**Verilen Metin:**
<<<<

BİRGÜN / ANKARA

Orhan Sarıbal yaptığı açıklamada “İzmir Ticaret Borsası’nın rekolteyi yüksek belirlemesi ve TARİŞ Üzüm Birliği’nin henüz fiyat açıklamaması nedeniyle üzümün üreticinin elinden yok pahasına gittiğine” dikkat çekti.

Sarıbal Hazırladığı raporda;

“Sultaniye olarak nitelendirilen ve dünyanın Sultana olarak tanıdığı çekirdeksiz üzüm, Ege bölgesinin önemli tarım ürünleri arasında yer alıyor. Bir kısmı kurutularak, bir kısmı da taze sofralık olarak iç ve dış piyasalarda değerlendiriliyor.

Çekirdeksiz kuru üzüm, Ege Bölgesi’nde 50 bin üretici aileye istihdam imkânı sağlıyor. Ayrıca sofralık üzüm, kuru üzüm, salamura yaprak, sirke, pekmez, şarap ve alkol tesislerinde çalışan işçilerin de geçimini temin ediyor.”

‘Çekirdeksiz üzüm üretim alanlarının yüzde 75’i Manisa’da’

1985 yılında 570 bin dekar olan çekirdeksiz üzüm üretim alanı 2015 yılı itibariyle 1 milyon dekarı aşmıştır. Üretim alanlarının 740 bin dekarı Manisa’da, geriye kalan alanlar ise Denizli (197 bin dekar) ve İzmir (67 bin dekar) illerinde bulunmaktadır.

‘Çekirdeksiz Üzüm Üretiminde örgütlülük eksikliği olumsuz etkiliyor’

Üretilen çekirdeksiz Sultaniye üzümünün yaklaşık 250 bin tonu sofralık olarak ihracata gitmektedir. Ancak yaş üzümde pazarı kalite ve standardizasyon istekleri yeterince karşılanamadığı için, üretici sultaniye üzümü daha çok kurutarak değerlendirme yolunu seçmektedir.

Ayrıca sofralık üzümde, kuru üzümde olduğu gibi örgütlenmenin yokluğu; fiyat oluşumu, satışta ödeme güvencesi bulunmaması gibi olumsuzluklar önemli bir sorun oluşturmaktadır.
Türkiye’de kuru üzüm üretimi iklimsel olumsuzluklar nedeniyle değişkenlik göstermekle birlikte 250-300 bin ton aralığındadır. 2016 yılı için rekolte tahmini İzmir Ticaret Borsası tarafından 313 bin ton olarak açıklanmıştır.

>>>>

**Yazılı Görev:** Çekirdeksiz üzüm üretimine dair yukarıdaki metni, son cümlesinden sonrasını yazarak sürdürünüz.

**Kaynak Veriler:**
<<<<

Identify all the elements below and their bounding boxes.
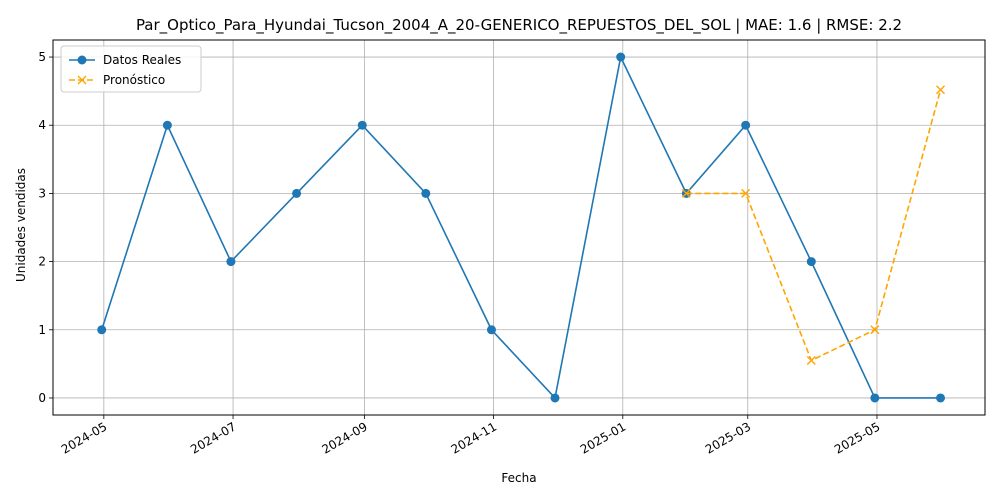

>>>>

**Problemin Çözümü:**
‘Sultaniye üzümün kaderi ihracata bağlı’

Türkiye çekirdeksiz kuru üzüm üreticisi ülkeler içerisinde üretim ve ihracatta birinci sırada yer almaktadır. Üretilen çekirdeksiz kuru üzümün yaklaşık yüzde 80’i ihraç edilmektedir. Türkiye, dünyadaki toplam çekirdeksiz kuru üzüm ihracatının yüzde 40-45’ini gerçekleştirmekte; ihracatın yüzde 80’den fazlası Avrupa ülkelerine yapılmaktadır.

‘Örgütlenme yetersiz’

Örgütlenmedeki yetersizliklerden dolayı üreticiler aracılara mahkûm olmakta ve ürün fiyatları düşmektedir. TARİŞ sadece rekoltenin çok düşük olduğu yıllarda fiyat açıklamaktadır. Geçen yıl açıklanan 6 TL/kg fiyat yalnızca kısa süreliğine az miktarda ürün için geçerli olmuş, daha sonra fiyatlar 3 TL/kg’ye düşmüştür.

İzmir Ticaret Borsası’nın rekolteyi yüksek belirlemesi ve TARİŞ Üzüm Birliği’nin henüz fiyat açıklamaması nedeniyle üzüm üreticinin elinden yok pahasına çıkmaktadır. Başlangıçta fiyatı 1,5 TL/kg olan yaş üzümün fiyatı 80 kuruşa kadar düşmüştür.”

Orhan Sarıbal ; Çözüm önerilerini şu şekilde sıraladı.

Üzümde sorunların çözümü için neler yapılmalı?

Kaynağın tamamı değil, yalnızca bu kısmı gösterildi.